**Work required**
The response must contain every line below in which "object" appears.

Excerpts from a figure dataset
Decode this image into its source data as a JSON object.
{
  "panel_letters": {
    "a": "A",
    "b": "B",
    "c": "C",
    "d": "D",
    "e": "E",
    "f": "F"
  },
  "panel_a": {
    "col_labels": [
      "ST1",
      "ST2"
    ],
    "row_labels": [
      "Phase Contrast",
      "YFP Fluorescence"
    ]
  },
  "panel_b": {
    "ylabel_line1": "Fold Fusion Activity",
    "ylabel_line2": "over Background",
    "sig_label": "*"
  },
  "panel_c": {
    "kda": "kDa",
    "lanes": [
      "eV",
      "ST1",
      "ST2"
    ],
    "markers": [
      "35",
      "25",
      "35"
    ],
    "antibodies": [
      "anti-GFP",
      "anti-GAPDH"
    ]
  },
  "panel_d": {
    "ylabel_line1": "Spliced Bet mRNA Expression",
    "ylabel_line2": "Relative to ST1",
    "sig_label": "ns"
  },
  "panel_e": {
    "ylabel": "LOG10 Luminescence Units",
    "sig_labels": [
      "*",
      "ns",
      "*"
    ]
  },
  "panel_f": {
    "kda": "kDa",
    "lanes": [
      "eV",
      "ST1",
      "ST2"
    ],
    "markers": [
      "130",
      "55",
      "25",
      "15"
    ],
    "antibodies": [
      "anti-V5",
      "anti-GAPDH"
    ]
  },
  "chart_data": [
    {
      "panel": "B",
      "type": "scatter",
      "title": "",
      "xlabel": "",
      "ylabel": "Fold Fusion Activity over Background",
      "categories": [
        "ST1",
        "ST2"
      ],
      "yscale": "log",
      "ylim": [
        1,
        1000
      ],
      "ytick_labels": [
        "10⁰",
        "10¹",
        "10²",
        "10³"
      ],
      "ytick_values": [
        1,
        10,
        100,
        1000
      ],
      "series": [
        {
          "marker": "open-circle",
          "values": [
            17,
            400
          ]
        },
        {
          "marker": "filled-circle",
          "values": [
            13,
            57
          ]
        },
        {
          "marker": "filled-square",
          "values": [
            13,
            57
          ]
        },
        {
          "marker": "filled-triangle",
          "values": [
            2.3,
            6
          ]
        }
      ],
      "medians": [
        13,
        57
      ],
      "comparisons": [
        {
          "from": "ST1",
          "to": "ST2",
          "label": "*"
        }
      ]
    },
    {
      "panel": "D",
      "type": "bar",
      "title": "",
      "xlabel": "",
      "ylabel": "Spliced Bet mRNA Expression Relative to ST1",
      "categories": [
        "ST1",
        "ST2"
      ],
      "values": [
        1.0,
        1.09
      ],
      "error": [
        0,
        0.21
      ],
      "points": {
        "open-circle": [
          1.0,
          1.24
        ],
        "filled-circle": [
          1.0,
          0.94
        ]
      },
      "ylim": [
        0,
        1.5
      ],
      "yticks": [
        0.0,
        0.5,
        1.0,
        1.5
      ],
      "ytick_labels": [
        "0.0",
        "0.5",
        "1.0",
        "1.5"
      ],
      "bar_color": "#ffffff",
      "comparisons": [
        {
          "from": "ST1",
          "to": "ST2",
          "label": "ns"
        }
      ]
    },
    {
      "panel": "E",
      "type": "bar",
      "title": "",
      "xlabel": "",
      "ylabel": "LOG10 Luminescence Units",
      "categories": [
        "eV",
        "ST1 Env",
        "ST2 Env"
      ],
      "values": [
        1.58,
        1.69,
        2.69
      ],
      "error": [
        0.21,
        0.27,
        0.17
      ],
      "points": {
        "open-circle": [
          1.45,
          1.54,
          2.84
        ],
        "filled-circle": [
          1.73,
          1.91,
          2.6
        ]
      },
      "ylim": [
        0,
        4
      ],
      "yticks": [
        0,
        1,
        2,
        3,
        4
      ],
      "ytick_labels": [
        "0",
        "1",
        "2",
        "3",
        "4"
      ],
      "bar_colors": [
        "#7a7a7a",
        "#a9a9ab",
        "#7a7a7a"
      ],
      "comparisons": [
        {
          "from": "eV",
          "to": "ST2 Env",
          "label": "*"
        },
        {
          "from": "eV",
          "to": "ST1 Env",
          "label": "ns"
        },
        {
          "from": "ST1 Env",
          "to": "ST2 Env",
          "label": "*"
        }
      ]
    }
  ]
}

...

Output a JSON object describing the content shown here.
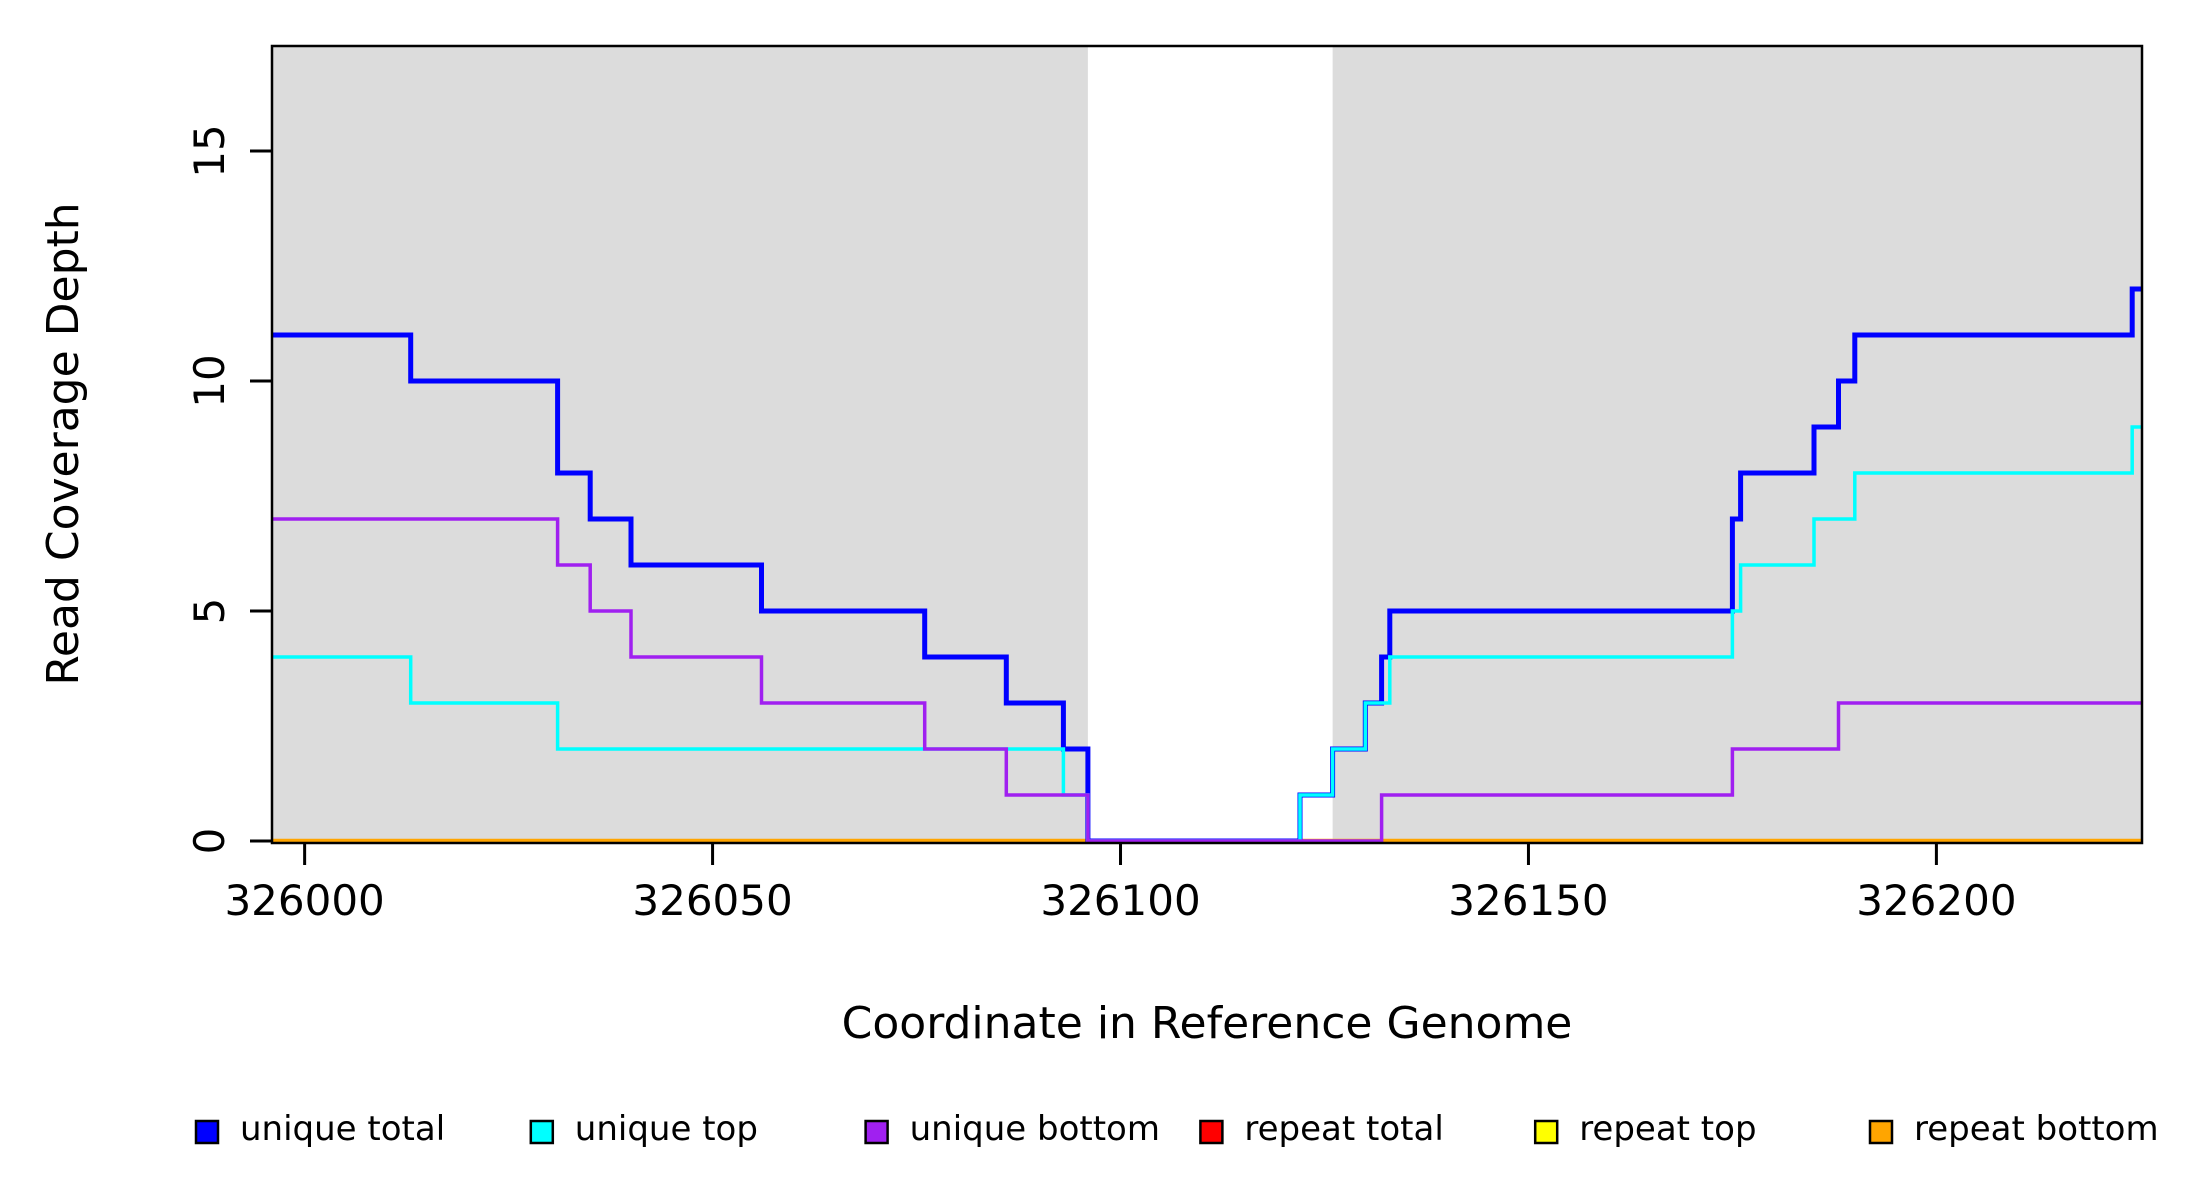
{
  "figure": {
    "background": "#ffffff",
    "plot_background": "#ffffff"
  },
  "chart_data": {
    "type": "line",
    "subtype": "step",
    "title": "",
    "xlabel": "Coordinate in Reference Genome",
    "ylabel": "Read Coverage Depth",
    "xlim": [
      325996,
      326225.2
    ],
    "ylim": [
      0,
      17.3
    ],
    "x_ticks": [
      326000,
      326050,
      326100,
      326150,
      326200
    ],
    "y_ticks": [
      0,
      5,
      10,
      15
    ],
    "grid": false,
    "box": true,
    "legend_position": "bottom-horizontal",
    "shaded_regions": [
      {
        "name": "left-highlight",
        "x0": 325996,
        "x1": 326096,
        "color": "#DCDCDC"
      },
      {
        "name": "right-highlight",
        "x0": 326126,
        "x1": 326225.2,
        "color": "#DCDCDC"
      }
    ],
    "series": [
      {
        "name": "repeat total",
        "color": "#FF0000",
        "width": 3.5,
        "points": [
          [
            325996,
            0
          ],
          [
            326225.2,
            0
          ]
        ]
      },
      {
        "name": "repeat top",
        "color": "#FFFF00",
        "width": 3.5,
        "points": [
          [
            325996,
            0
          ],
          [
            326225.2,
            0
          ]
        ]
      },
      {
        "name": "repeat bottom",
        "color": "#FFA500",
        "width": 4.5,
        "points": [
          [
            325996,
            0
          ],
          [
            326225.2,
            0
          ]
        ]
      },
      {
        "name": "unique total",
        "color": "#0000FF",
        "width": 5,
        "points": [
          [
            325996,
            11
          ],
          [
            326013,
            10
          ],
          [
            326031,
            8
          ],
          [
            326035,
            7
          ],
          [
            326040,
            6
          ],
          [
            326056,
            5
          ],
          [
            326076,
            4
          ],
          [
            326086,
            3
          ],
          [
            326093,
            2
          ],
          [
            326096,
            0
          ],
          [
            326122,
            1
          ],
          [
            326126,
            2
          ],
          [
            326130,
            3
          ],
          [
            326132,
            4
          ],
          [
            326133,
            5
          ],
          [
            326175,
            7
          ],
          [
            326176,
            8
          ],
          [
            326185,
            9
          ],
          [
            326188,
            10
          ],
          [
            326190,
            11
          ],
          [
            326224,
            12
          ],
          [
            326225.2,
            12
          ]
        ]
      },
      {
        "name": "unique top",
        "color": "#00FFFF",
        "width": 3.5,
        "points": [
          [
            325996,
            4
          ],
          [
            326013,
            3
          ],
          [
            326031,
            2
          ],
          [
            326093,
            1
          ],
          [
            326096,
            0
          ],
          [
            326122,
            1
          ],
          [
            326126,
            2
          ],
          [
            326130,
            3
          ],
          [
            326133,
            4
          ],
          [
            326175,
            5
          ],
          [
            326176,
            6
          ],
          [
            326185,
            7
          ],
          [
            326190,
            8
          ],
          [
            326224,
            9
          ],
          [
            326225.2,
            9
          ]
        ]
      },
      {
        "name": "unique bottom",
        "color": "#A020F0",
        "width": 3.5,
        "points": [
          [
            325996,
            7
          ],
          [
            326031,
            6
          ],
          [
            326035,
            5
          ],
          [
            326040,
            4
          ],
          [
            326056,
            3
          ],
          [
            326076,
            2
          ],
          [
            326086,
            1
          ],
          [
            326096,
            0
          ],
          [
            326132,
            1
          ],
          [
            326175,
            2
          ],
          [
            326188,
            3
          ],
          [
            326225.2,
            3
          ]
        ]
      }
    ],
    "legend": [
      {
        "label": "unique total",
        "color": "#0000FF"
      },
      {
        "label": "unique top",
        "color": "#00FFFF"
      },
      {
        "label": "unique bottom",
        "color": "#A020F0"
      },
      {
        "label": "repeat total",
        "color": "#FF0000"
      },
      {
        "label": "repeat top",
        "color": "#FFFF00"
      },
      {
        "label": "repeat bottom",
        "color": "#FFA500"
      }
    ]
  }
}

**Expected answer**
Decode this image into its source data as a JSON object.
Output a JSON object describing the content shown here.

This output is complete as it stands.